What this task involves
Identify each line in the records below that contains the word "colormap", and copy it.

Record set

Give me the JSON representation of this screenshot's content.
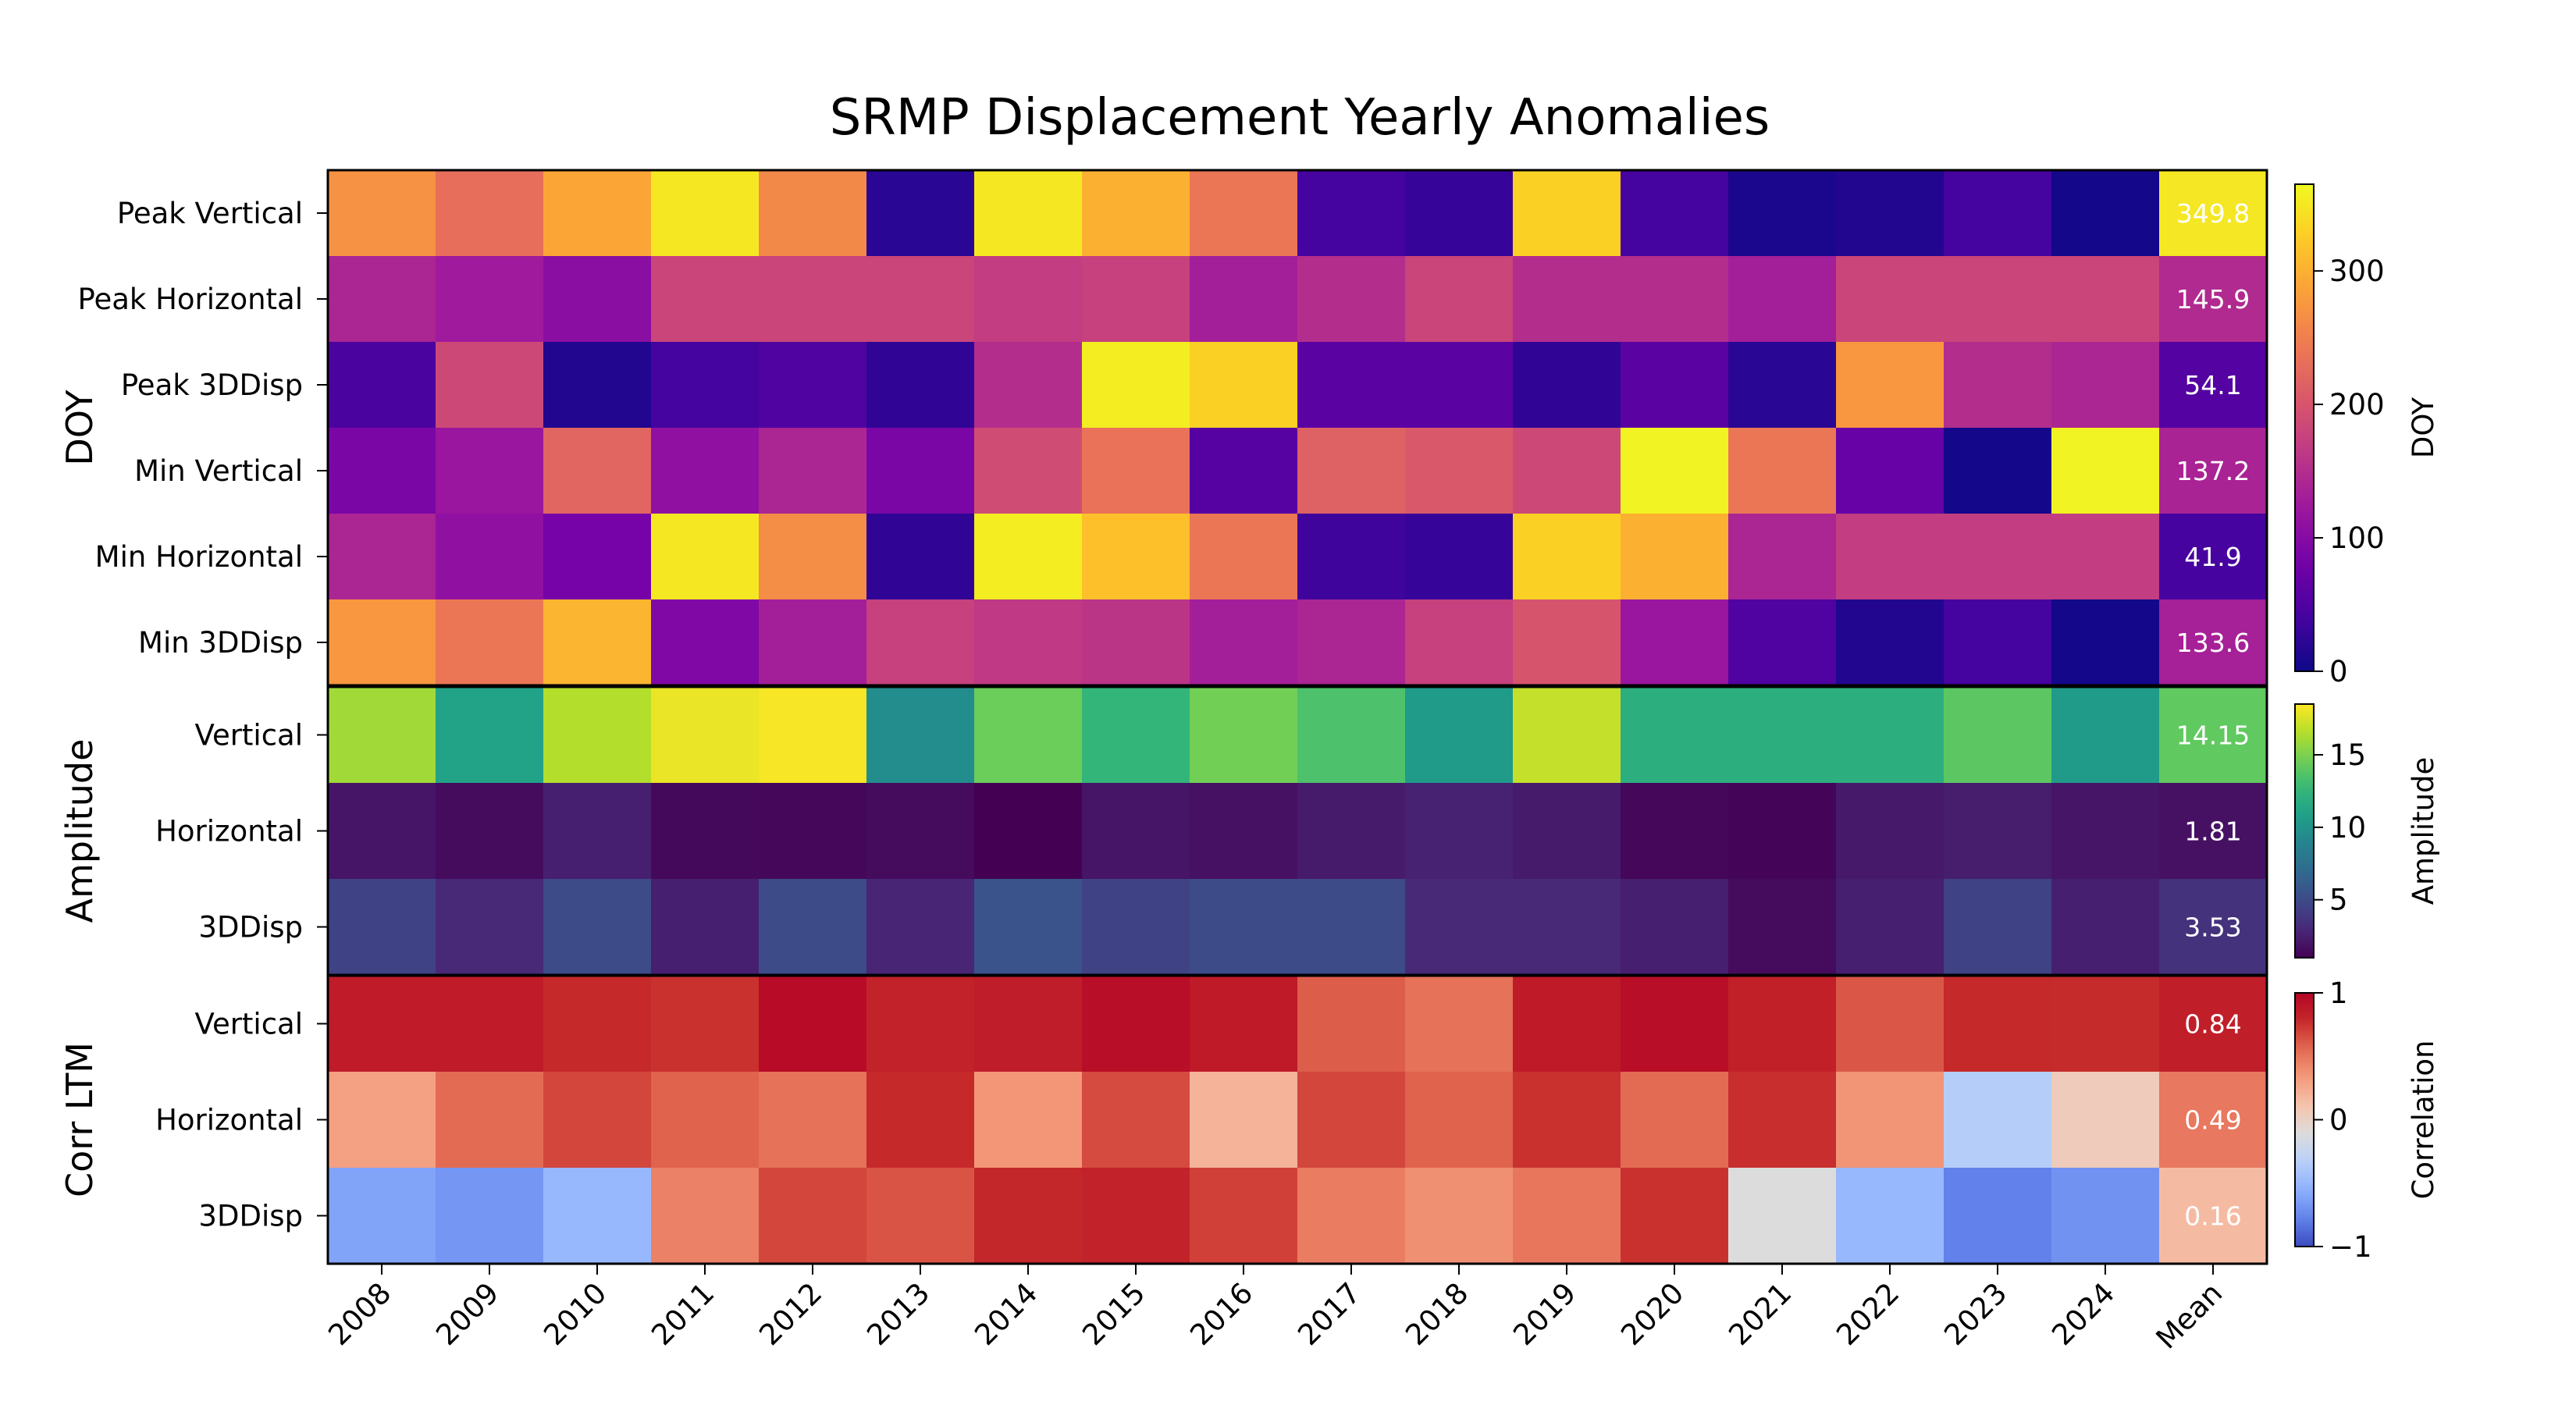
{
  "chart_data": {
    "type": "heatmap",
    "title": "SRMP Displacement Yearly Anomalies",
    "columns": [
      "2008",
      "2009",
      "2010",
      "2011",
      "2012",
      "2013",
      "2014",
      "2015",
      "2016",
      "2017",
      "2018",
      "2019",
      "2020",
      "2021",
      "2022",
      "2023",
      "2024",
      "Mean"
    ],
    "groups": [
      {
        "label": "DOY",
        "colormap": "plasma",
        "range": [
          0,
          365
        ],
        "colorbar": {
          "label": "DOY",
          "ticks": [
            0,
            100,
            200,
            300
          ]
        },
        "rows": [
          {
            "label": "Peak Vertical",
            "values": [
              270,
              230,
              290,
              350,
              260,
              20,
              350,
              300,
              240,
              40,
              30,
              330,
              40,
              10,
              15,
              40,
              5
            ],
            "mean": 349.8,
            "mean_text": "349.8"
          },
          {
            "label": "Peak Horizontal",
            "values": [
              140,
              125,
              105,
              180,
              180,
              180,
              170,
              175,
              130,
              150,
              180,
              150,
              150,
              130,
              180,
              180,
              180
            ],
            "mean": 145.9,
            "mean_text": "145.9"
          },
          {
            "label": "Peak 3DDisp",
            "values": [
              45,
              185,
              15,
              40,
              50,
              25,
              150,
              355,
              330,
              60,
              60,
              25,
              60,
              20,
              275,
              150,
              140
            ],
            "mean": 54.1,
            "mean_text": "54.1"
          },
          {
            "label": "Min Vertical",
            "values": [
              90,
              120,
              220,
              110,
              140,
              90,
              190,
              235,
              55,
              215,
              205,
              185,
              360,
              240,
              70,
              5,
              360
            ],
            "mean": 137.2,
            "mean_text": "137.2"
          },
          {
            "label": "Min Horizontal",
            "values": [
              140,
              110,
              85,
              350,
              265,
              25,
              355,
              315,
              240,
              35,
              30,
              330,
              300,
              140,
              170,
              170,
              170
            ],
            "mean": 41.9,
            "mean_text": "41.9"
          },
          {
            "label": "Min 3DDisp",
            "values": [
              275,
              240,
              305,
              95,
              130,
              175,
              165,
              160,
              130,
              140,
              175,
              200,
              120,
              50,
              15,
              40,
              5
            ],
            "mean": 133.6,
            "mean_text": "133.6"
          }
        ]
      },
      {
        "label": "Amplitude",
        "colormap": "viridis",
        "range": [
          1,
          18.5
        ],
        "colorbar": {
          "label": "Amplitude",
          "ticks": [
            5,
            10,
            15
          ]
        },
        "rows": [
          {
            "label": "Vertical",
            "values": [
              16.0,
              11.0,
              16.5,
              18.0,
              18.3,
              9.5,
              14.5,
              12.5,
              14.7,
              13.5,
              10.5,
              17.0,
              12.0,
              12.0,
              12.0,
              14.0,
              10.5
            ],
            "mean": 14.15,
            "mean_text": "14.15"
          },
          {
            "label": "Horizontal",
            "values": [
              2.0,
              1.5,
              2.5,
              1.4,
              1.3,
              1.5,
              1.0,
              2.0,
              1.8,
              2.3,
              2.6,
              2.3,
              1.3,
              1.2,
              2.2,
              2.4,
              2.0
            ],
            "mean": 1.81,
            "mean_text": "1.81"
          },
          {
            "label": "3DDisp",
            "values": [
              4.5,
              3.0,
              5.0,
              2.5,
              5.0,
              2.8,
              5.5,
              4.5,
              5.0,
              5.0,
              3.0,
              3.0,
              2.5,
              1.5,
              2.5,
              4.5,
              2.5
            ],
            "mean": 3.53,
            "mean_text": "3.53"
          }
        ]
      },
      {
        "label": "Corr LTM",
        "colormap": "coolwarm",
        "range": [
          -1,
          1
        ],
        "colorbar": {
          "label": "Correlation",
          "ticks": [
            -1,
            0,
            1
          ]
        },
        "rows": [
          {
            "label": "Vertical",
            "values": [
              0.86,
              0.86,
              0.78,
              0.75,
              0.96,
              0.82,
              0.85,
              0.94,
              0.87,
              0.6,
              0.52,
              0.87,
              0.94,
              0.83,
              0.62,
              0.78,
              0.77
            ],
            "mean": 0.84,
            "mean_text": "0.84"
          },
          {
            "label": "Horizontal",
            "values": [
              0.3,
              0.55,
              0.68,
              0.58,
              0.52,
              0.78,
              0.35,
              0.66,
              0.2,
              0.68,
              0.58,
              0.75,
              0.55,
              0.76,
              0.36,
              -0.35,
              0.05
            ],
            "mean": 0.49,
            "mean_text": "0.49"
          },
          {
            "label": "3DDisp",
            "values": [
              -0.62,
              -0.68,
              -0.5,
              0.45,
              0.68,
              0.63,
              0.79,
              0.82,
              0.7,
              0.47,
              0.38,
              0.5,
              0.75,
              -0.12,
              -0.5,
              -0.78,
              -0.7
            ],
            "mean": 0.16,
            "mean_text": "0.16"
          }
        ]
      }
    ]
  }
}
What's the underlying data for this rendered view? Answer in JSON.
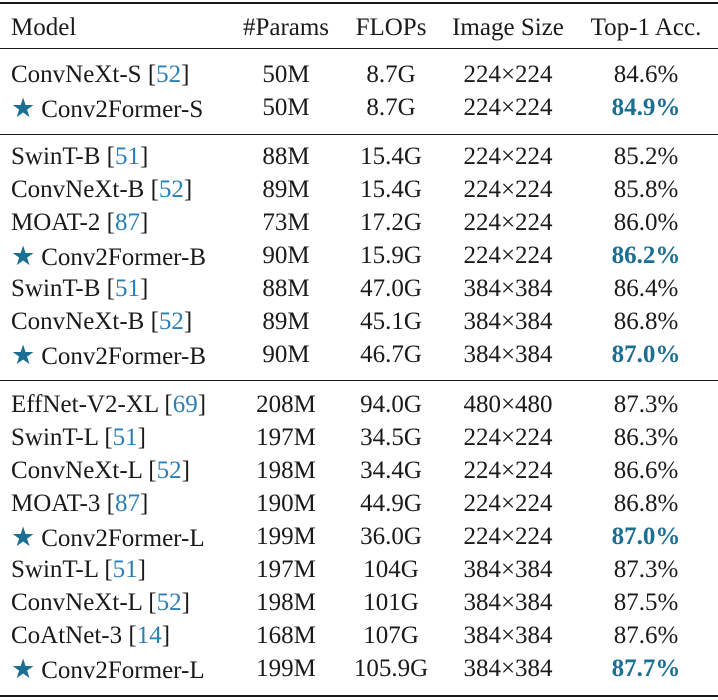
{
  "header": {
    "model": "Model",
    "params": "#Params",
    "flops": "FLOPs",
    "image_size": "Image Size",
    "top1": "Top-1 Acc."
  },
  "rows": [
    {
      "name": "ConvNeXt-S",
      "cite": "52",
      "params": "50M",
      "flops": "8.7G",
      "img": "224×224",
      "acc": "84.6%",
      "ours": false
    },
    {
      "name": "Conv2Former-S",
      "cite": "",
      "params": "50M",
      "flops": "8.7G",
      "img": "224×224",
      "acc": "84.9%",
      "ours": true
    },
    {
      "name": "SwinT-B",
      "cite": "51",
      "params": "88M",
      "flops": "15.4G",
      "img": "224×224",
      "acc": "85.2%",
      "ours": false
    },
    {
      "name": "ConvNeXt-B",
      "cite": "52",
      "params": "89M",
      "flops": "15.4G",
      "img": "224×224",
      "acc": "85.8%",
      "ours": false
    },
    {
      "name": "MOAT-2",
      "cite": "87",
      "params": "73M",
      "flops": "17.2G",
      "img": "224×224",
      "acc": "86.0%",
      "ours": false
    },
    {
      "name": "Conv2Former-B",
      "cite": "",
      "params": "90M",
      "flops": "15.9G",
      "img": "224×224",
      "acc": "86.2%",
      "ours": true
    },
    {
      "name": "SwinT-B",
      "cite": "51",
      "params": "88M",
      "flops": "47.0G",
      "img": "384×384",
      "acc": "86.4%",
      "ours": false
    },
    {
      "name": "ConvNeXt-B",
      "cite": "52",
      "params": "89M",
      "flops": "45.1G",
      "img": "384×384",
      "acc": "86.8%",
      "ours": false
    },
    {
      "name": "Conv2Former-B",
      "cite": "",
      "params": "90M",
      "flops": "46.7G",
      "img": "384×384",
      "acc": "87.0%",
      "ours": true
    },
    {
      "name": "EffNet-V2-XL",
      "cite": "69",
      "params": "208M",
      "flops": "94.0G",
      "img": "480×480",
      "acc": "87.3%",
      "ours": false
    },
    {
      "name": "SwinT-L",
      "cite": "51",
      "params": "197M",
      "flops": "34.5G",
      "img": "224×224",
      "acc": "86.3%",
      "ours": false
    },
    {
      "name": "ConvNeXt-L",
      "cite": "52",
      "params": "198M",
      "flops": "34.4G",
      "img": "224×224",
      "acc": "86.6%",
      "ours": false
    },
    {
      "name": "MOAT-3",
      "cite": "87",
      "params": "190M",
      "flops": "44.9G",
      "img": "224×224",
      "acc": "86.8%",
      "ours": false
    },
    {
      "name": "Conv2Former-L",
      "cite": "",
      "params": "199M",
      "flops": "36.0G",
      "img": "224×224",
      "acc": "87.0%",
      "ours": true
    },
    {
      "name": "SwinT-L",
      "cite": "51",
      "params": "197M",
      "flops": "104G",
      "img": "384×384",
      "acc": "87.3%",
      "ours": false
    },
    {
      "name": "ConvNeXt-L",
      "cite": "52",
      "params": "198M",
      "flops": "101G",
      "img": "384×384",
      "acc": "87.5%",
      "ours": false
    },
    {
      "name": "CoAtNet-3",
      "cite": "14",
      "params": "168M",
      "flops": "107G",
      "img": "384×384",
      "acc": "87.6%",
      "ours": false
    },
    {
      "name": "Conv2Former-L",
      "cite": "",
      "params": "199M",
      "flops": "105.9G",
      "img": "384×384",
      "acc": "87.7%",
      "ours": true
    }
  ]
}
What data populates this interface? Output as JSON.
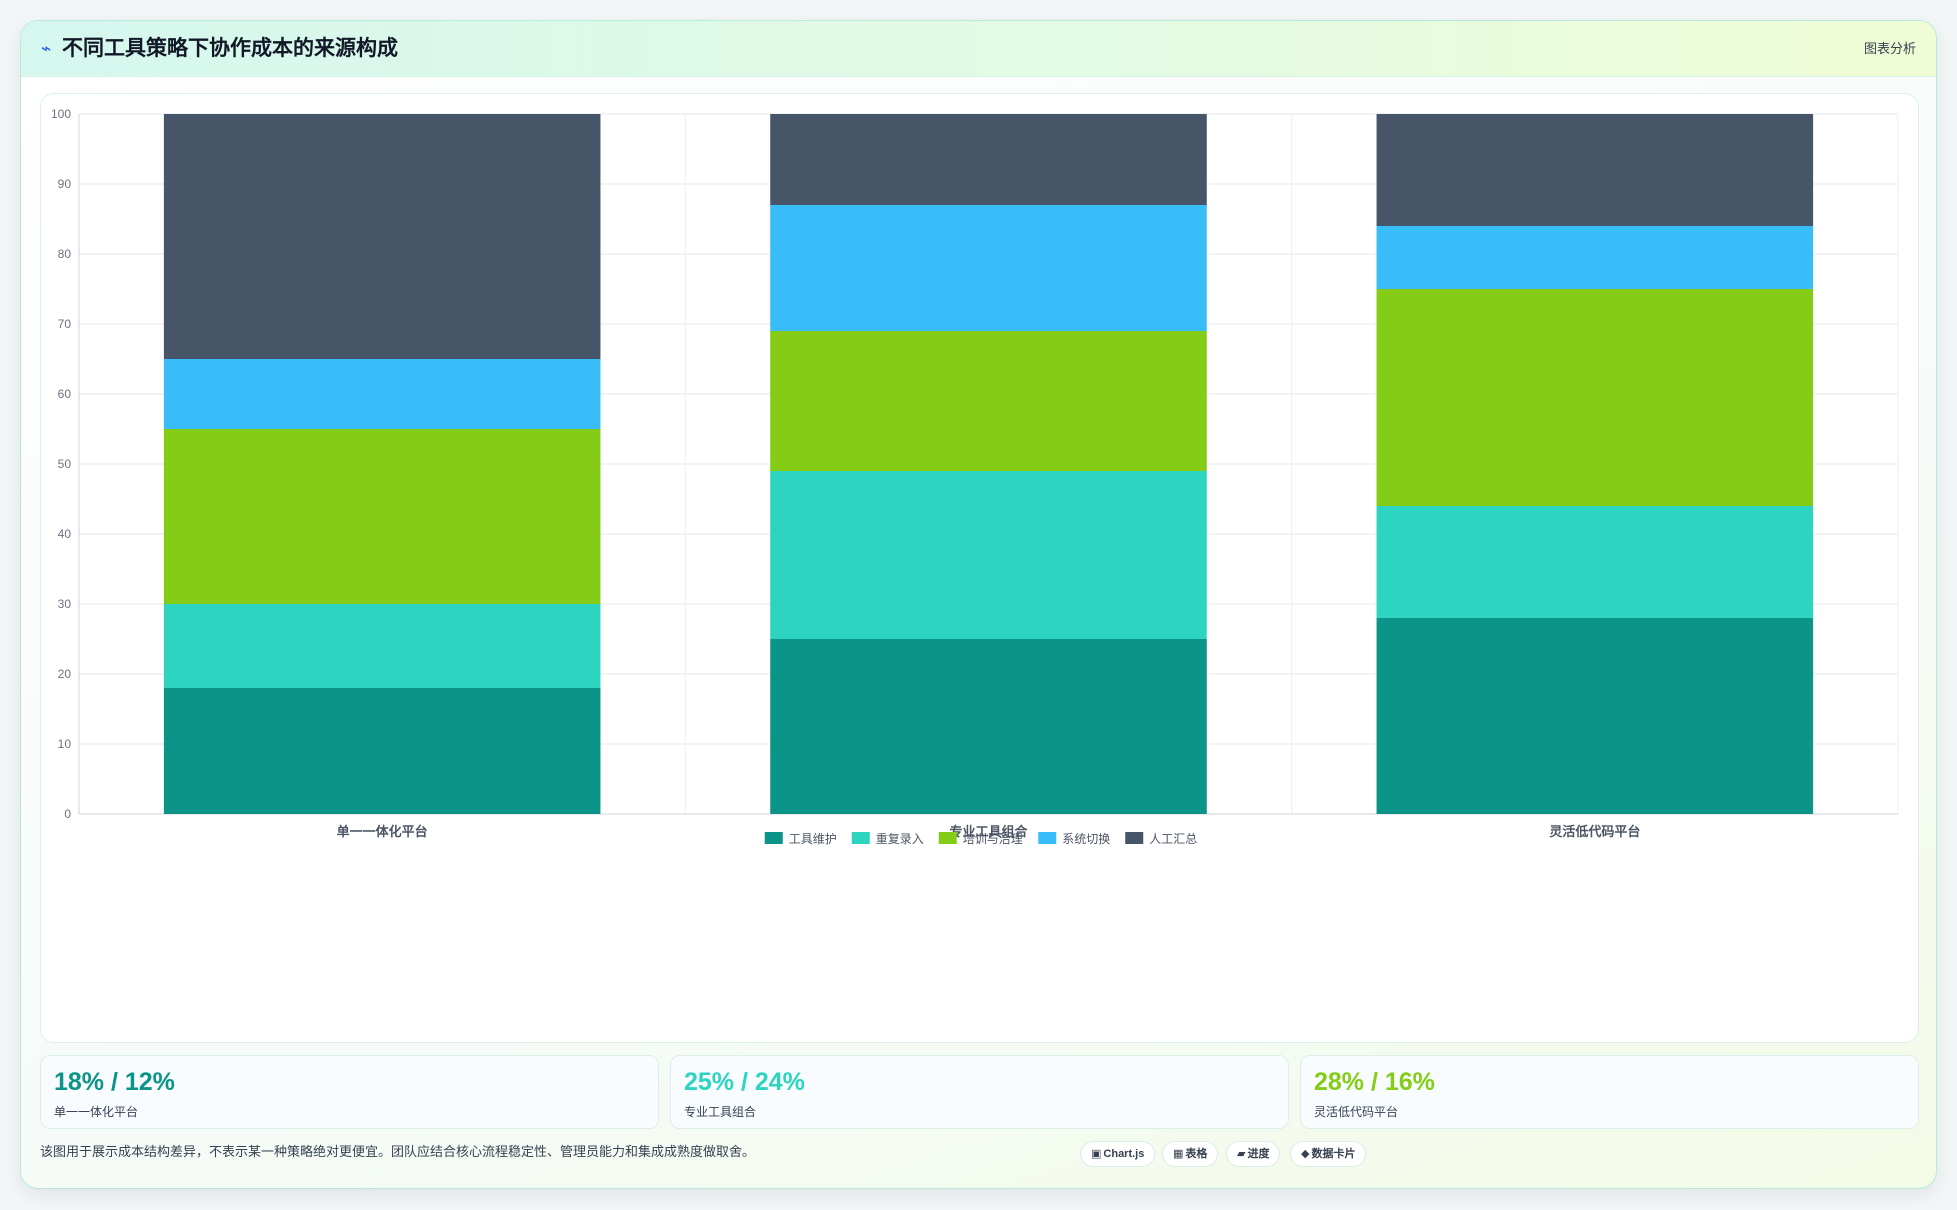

Complete output
        "colormap": "plasma",
        "colormap": "viridis",
        "colormap": "coolwarm",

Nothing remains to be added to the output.